• [Given task] Please report each line in the records below that contains the string "bounding". Case counts.

• [Records to use]
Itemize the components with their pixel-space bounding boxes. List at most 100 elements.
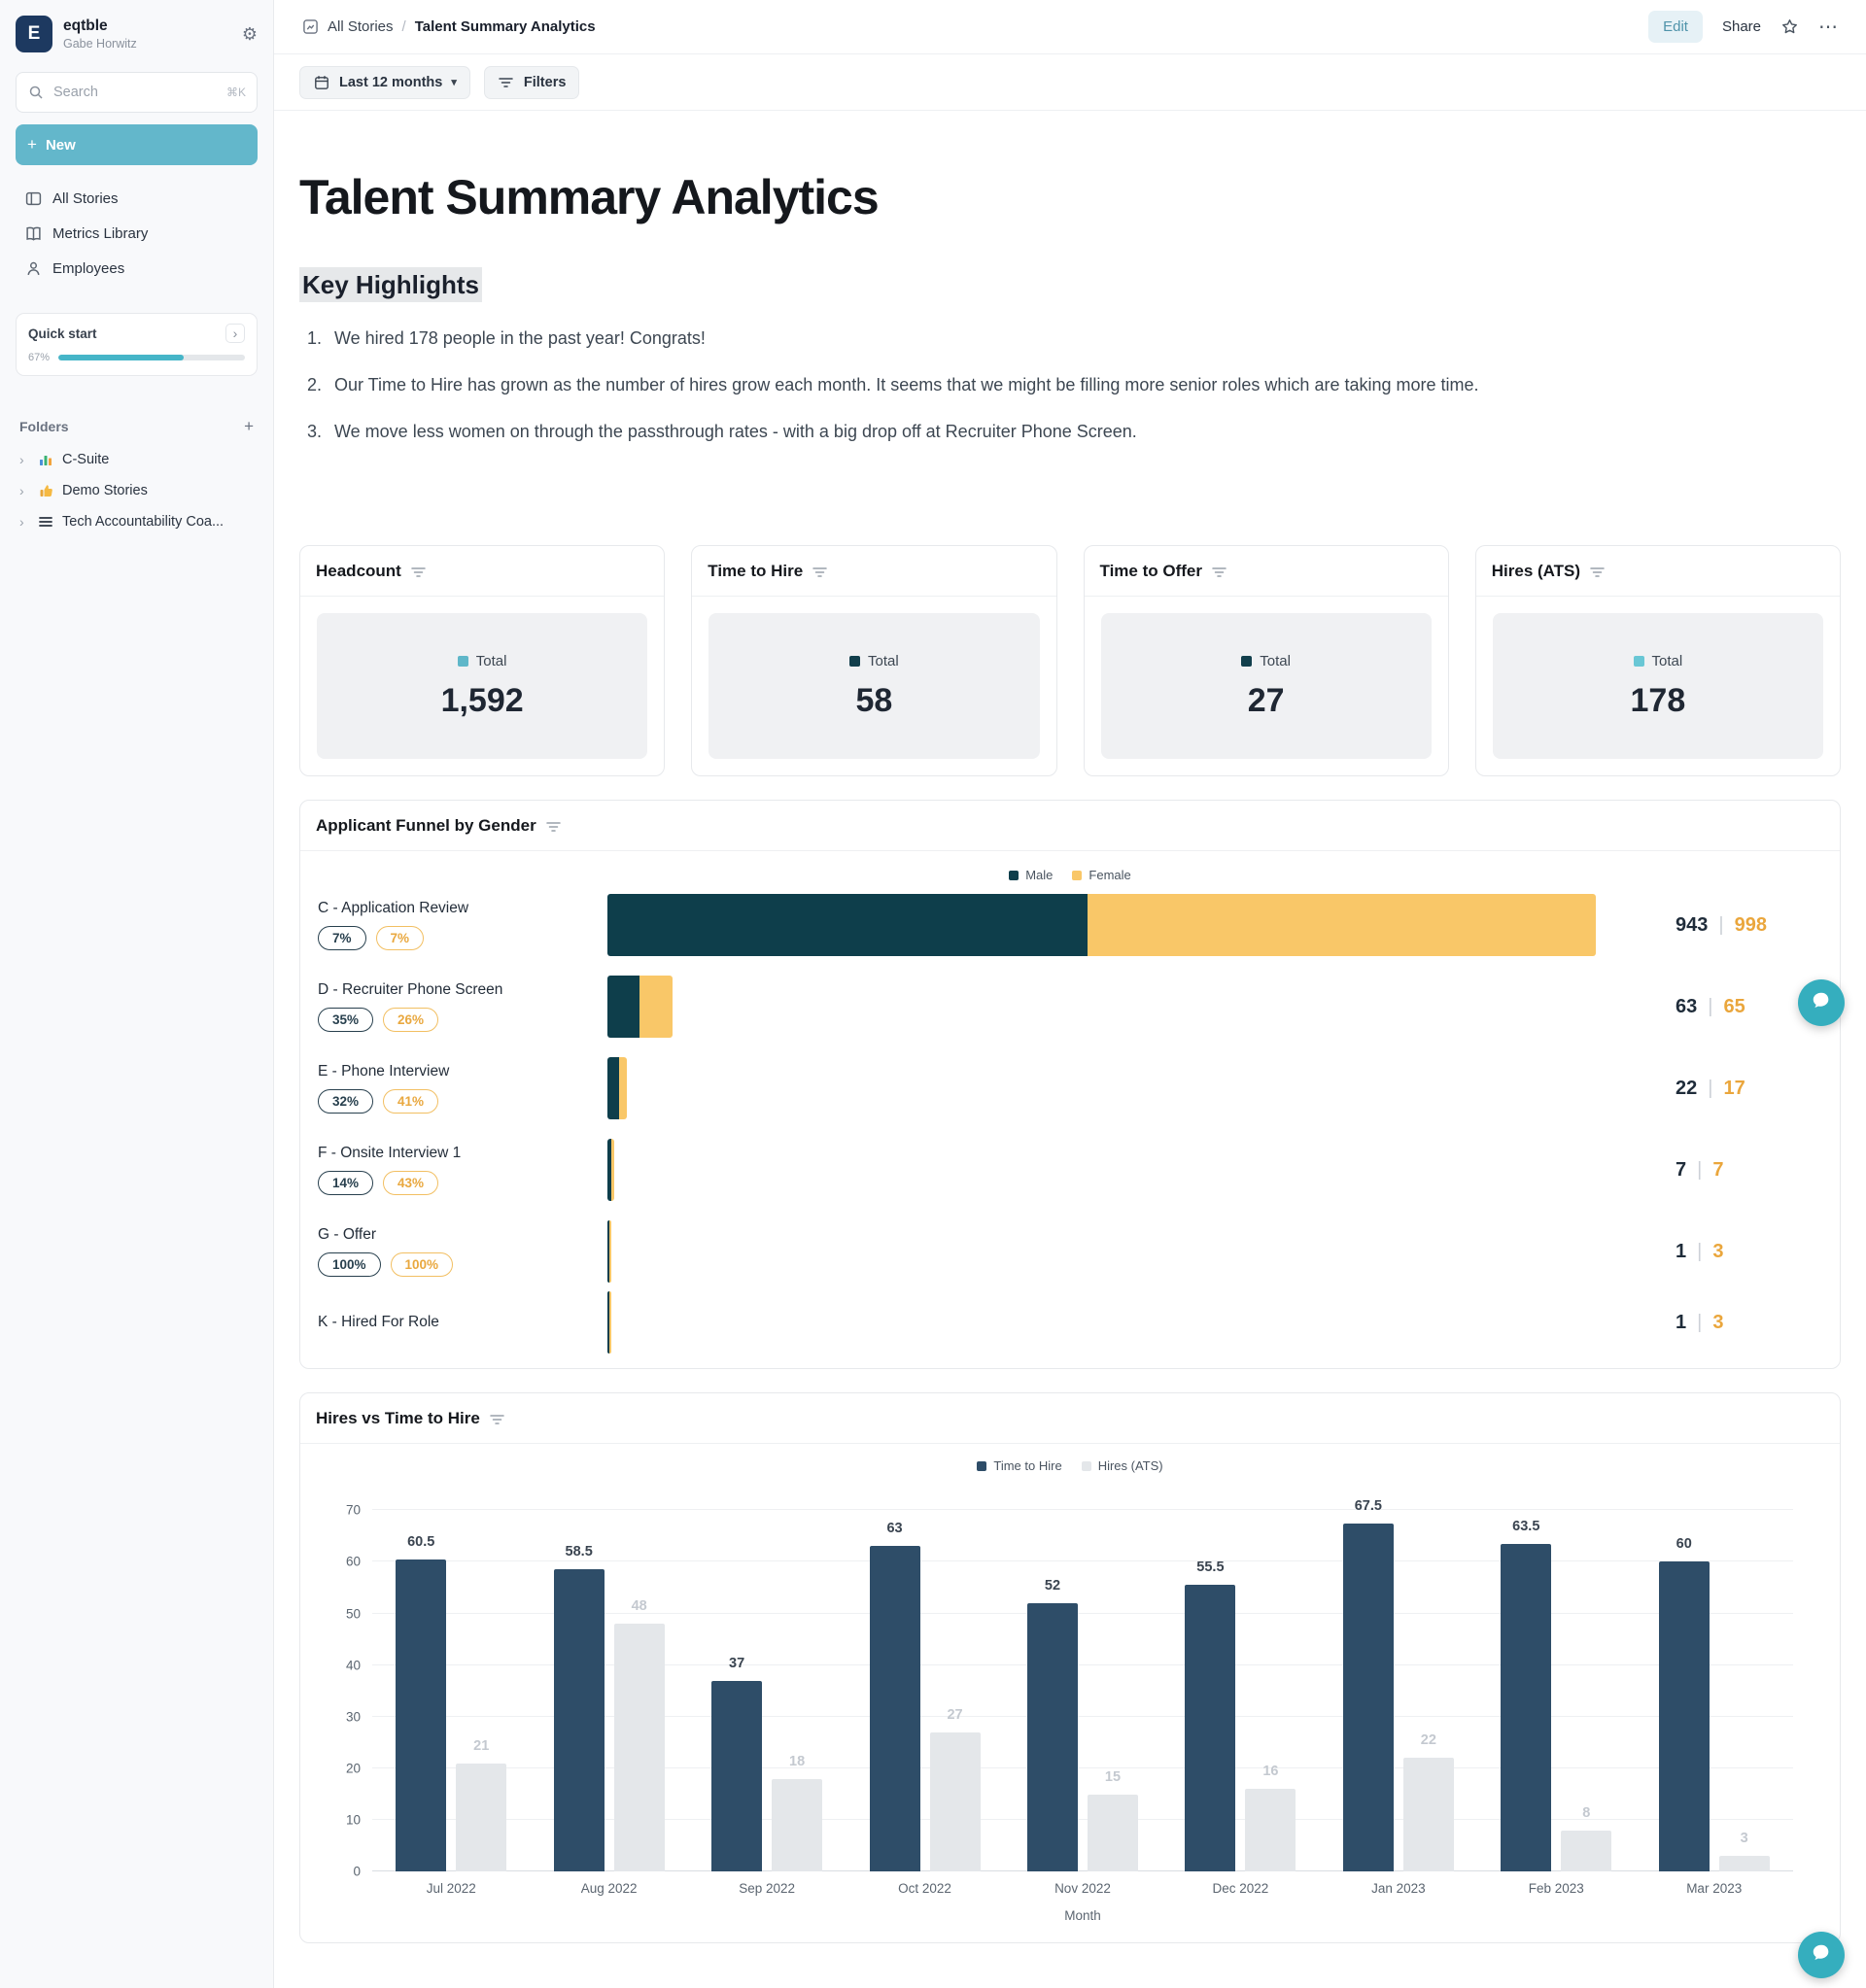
filter-icon[interactable] [1590,566,1605,578]
folder-item-demo-stories[interactable]: › Demo Stories [16,475,258,506]
lines-icon [37,514,54,530]
kpi-legend: Total [1633,653,1682,669]
kpi-legend-label: Total [475,652,507,669]
bar-group-wrap: 58.5 48 [530,1510,687,1872]
filter-icon[interactable] [545,821,561,833]
legend-label: Time to Hire [993,1458,1062,1474]
filter-icon[interactable] [490,1414,504,1425]
gridline [372,1560,1793,1562]
funnel-stage-left: C - Application Review 7% 7% [316,900,607,951]
filter-icon[interactable] [812,566,827,578]
bar-group-feb-2023: 63.5 8 [1501,1510,1612,1872]
x-tick-label: Feb 2023 [1528,1881,1584,1897]
bar-value-label: 3 [1740,1831,1748,1847]
workspace-row: E eqtble Gabe Horwitz ⚙ [16,16,258,52]
main-area: All Stories / Talent Summary Analytics E… [274,0,1866,1988]
male-bar-segment [607,1139,611,1202]
funnel-legend: Male Female [316,859,1824,884]
filter-icon[interactable] [411,566,426,578]
bar-value-label: 52 [1044,1577,1061,1594]
bar-value-label: 15 [1104,1768,1122,1785]
bar-value-label: 60.5 [407,1533,435,1550]
x-axis-labels: Jul 2022 Aug 2022 Sep 2022 Oct 2022 Nov 2022… [372,1881,1793,1896]
male-passthrough-pill: 14% [318,1171,374,1196]
kpi-card-hires-ats: Hires (ATS) Total 178 [1474,545,1841,777]
gridline [372,1509,1793,1511]
gridline [372,1612,1793,1614]
folder-item-c-suite[interactable]: › C-Suite [16,444,258,475]
sidebar-item-employees[interactable]: Employees [16,251,258,286]
bar-chart-body: Time to Hire Hires (ATS) 0 10 20 30 40 50 60 70 6… [300,1444,1840,1942]
date-range-dropdown[interactable]: Last 12 months ▾ [299,65,470,99]
filters-button[interactable]: Filters [483,65,580,99]
y-tick-label: 50 [345,1606,361,1622]
kpi-legend: Total [1241,653,1291,669]
kpi-card-title: Headcount [316,561,401,580]
chevron-right-icon: › [225,324,245,343]
female-bar-segment [1088,894,1596,957]
workspace-avatar[interactable]: E [16,16,52,52]
gridline [372,1819,1793,1821]
funnel-bar-track [607,1047,1596,1129]
folder-item-tech-accountability-coa[interactable]: › Tech Accountability Coa... [16,506,258,537]
bar-hires-ats: 15 [1087,1769,1138,1872]
add-folder-button[interactable]: + [244,417,254,435]
funnel-stage-label: D - Recruiter Phone Screen [318,981,503,999]
gridline [372,1715,1793,1717]
kpi-legend-label: Total [868,652,899,669]
bar-group-nov-2022: 52 15 [1026,1510,1138,1872]
filters-toolbar: Last 12 months ▾ Filters [274,54,1866,111]
kpi-value: 1,592 [440,681,524,719]
folders-label: Folders [19,419,69,434]
funnel-stage-left: D - Recruiter Phone Screen 35% 26% [316,981,607,1033]
search-shortcut: ⌘K [225,86,246,99]
share-button[interactable]: Share [1721,18,1761,35]
settings-gear-icon[interactable]: ⚙ [241,23,258,44]
legend-label: Male [1025,868,1054,883]
thumbs-up-icon [37,483,54,498]
calendar-icon [313,75,330,90]
chat-launcher-button[interactable] [1798,1932,1845,1978]
male-passthrough-pill: 7% [318,926,366,951]
bar-chart-card-title: Hires vs Time to Hire [316,1408,480,1427]
bar-group-jan-2023: 67.5 22 [1342,1498,1454,1872]
edit-button[interactable]: Edit [1648,11,1703,43]
legend-square [1009,870,1019,880]
bar-time-to-hire: 37 [711,1656,763,1872]
female-count: 998 [1734,913,1767,936]
highlights-list: We hired 178 people in the past year! Co… [299,326,1841,444]
funnel-bar [607,1220,1596,1284]
bar-chart-icon [37,452,54,467]
bar-value-label: 60 [1676,1536,1692,1553]
female-passthrough-pill: 26% [383,1008,439,1033]
funnel-bar [607,976,1596,1039]
quick-start-progress-row: 67% [28,352,245,363]
bar-groups: 60.5 21 58.5 48 37 18 63 27 52 15 55.5 16 67.5 22 63.5… [372,1498,1793,1872]
bar-chart-legend: Time to Hire Hires (ATS) [322,1450,1818,1475]
breadcrumb: All Stories / Talent Summary Analytics [301,18,596,35]
breadcrumb-root[interactable]: All Stories [328,18,394,35]
page-title: Talent Summary Analytics [299,170,880,224]
new-button[interactable]: + New [16,124,258,165]
star-icon[interactable] [1780,17,1799,36]
legend-item-hires-ats: Hires (ATS) [1081,1458,1163,1473]
filter-icon[interactable] [1212,566,1227,578]
bar-time-to-hire: 63 [869,1521,920,1872]
quick-start-card[interactable]: Quick start › 67% [16,313,258,376]
sidebar-nav: All Stories Metrics Library Employees [16,181,258,286]
chevron-right-icon: › [19,452,24,467]
search-input[interactable]: Search ⌘K [16,72,258,113]
chat-launcher-button[interactable] [1798,979,1845,1026]
more-menu-icon[interactable]: ⋯ [1818,17,1839,38]
sidebar-item-metrics-library[interactable]: Metrics Library [16,216,258,251]
funnel-stage-values: 22 | 17 [1596,1078,1824,1100]
kpi-legend: Total [849,653,899,669]
x-tick-label: Sep 2022 [739,1881,795,1897]
bar-group-wrap: 63.5 8 [1477,1510,1635,1872]
sidebar-item-label: Employees [52,259,125,277]
sidebar-item-all-stories[interactable]: All Stories [16,181,258,216]
kpi-legend: Total [457,652,507,669]
male-passthrough-pill: 100% [318,1252,381,1278]
kpi-card-body: Total 58 [692,597,1055,775]
kpi-card-header: Time to Offer [1084,546,1448,598]
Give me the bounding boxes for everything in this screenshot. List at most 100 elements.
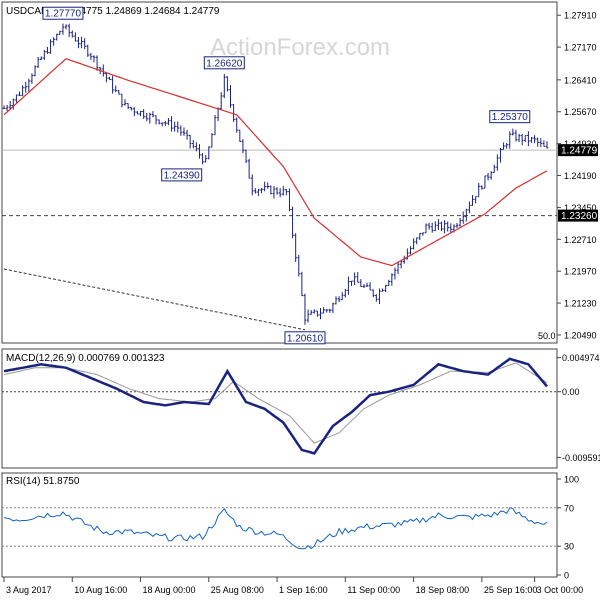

• [The reply]
Itemize the components with their pixel-space bounding boxes. List at most 100 elements.
Give me the bounding boxes for everything in this screenshot. List at most 100 elements.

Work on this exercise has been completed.